- [GOAL]: Find all lines in the listing that include the word "Users", then copy them.

Collected data
########
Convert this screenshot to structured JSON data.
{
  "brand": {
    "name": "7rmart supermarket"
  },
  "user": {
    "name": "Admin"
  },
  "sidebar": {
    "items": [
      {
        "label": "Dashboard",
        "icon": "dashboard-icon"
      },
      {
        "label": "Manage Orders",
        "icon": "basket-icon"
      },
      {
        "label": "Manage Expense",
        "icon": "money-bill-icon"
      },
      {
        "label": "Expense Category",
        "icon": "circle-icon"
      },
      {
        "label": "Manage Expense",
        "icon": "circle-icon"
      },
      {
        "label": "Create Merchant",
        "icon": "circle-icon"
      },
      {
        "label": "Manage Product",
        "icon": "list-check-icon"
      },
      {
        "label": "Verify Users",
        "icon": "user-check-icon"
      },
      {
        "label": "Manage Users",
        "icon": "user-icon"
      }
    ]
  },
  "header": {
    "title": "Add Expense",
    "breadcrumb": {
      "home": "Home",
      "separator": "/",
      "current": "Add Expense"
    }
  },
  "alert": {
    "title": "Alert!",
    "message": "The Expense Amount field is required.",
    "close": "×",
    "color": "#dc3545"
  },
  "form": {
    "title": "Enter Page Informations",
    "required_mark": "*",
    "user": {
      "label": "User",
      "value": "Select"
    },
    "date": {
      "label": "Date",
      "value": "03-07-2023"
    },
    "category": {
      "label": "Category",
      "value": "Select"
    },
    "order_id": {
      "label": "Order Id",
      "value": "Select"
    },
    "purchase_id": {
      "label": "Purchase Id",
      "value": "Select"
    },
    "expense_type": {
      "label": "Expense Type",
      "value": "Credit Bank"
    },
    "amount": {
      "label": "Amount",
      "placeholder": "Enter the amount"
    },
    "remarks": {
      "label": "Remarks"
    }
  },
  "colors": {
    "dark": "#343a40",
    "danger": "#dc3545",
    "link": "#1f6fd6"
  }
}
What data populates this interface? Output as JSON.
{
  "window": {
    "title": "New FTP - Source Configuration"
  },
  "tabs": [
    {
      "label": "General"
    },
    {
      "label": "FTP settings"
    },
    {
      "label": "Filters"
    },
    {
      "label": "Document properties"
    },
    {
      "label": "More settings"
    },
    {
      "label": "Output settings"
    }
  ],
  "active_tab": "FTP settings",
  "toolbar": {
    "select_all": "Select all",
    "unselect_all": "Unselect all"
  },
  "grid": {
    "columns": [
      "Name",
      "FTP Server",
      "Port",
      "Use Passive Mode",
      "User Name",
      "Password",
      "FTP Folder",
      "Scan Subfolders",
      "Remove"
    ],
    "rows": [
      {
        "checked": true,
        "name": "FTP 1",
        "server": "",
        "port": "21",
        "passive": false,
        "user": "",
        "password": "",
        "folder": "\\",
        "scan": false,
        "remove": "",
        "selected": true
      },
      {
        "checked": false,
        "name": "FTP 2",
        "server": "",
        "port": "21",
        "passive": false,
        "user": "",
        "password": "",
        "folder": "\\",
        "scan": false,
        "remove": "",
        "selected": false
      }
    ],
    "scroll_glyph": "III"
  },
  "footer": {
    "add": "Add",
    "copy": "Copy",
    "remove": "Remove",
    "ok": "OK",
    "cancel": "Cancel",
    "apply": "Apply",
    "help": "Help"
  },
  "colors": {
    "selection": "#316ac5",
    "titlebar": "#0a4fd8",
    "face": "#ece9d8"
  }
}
########
- [REPLY]:
        "label": "Verify Users",
        "label": "Manage Users",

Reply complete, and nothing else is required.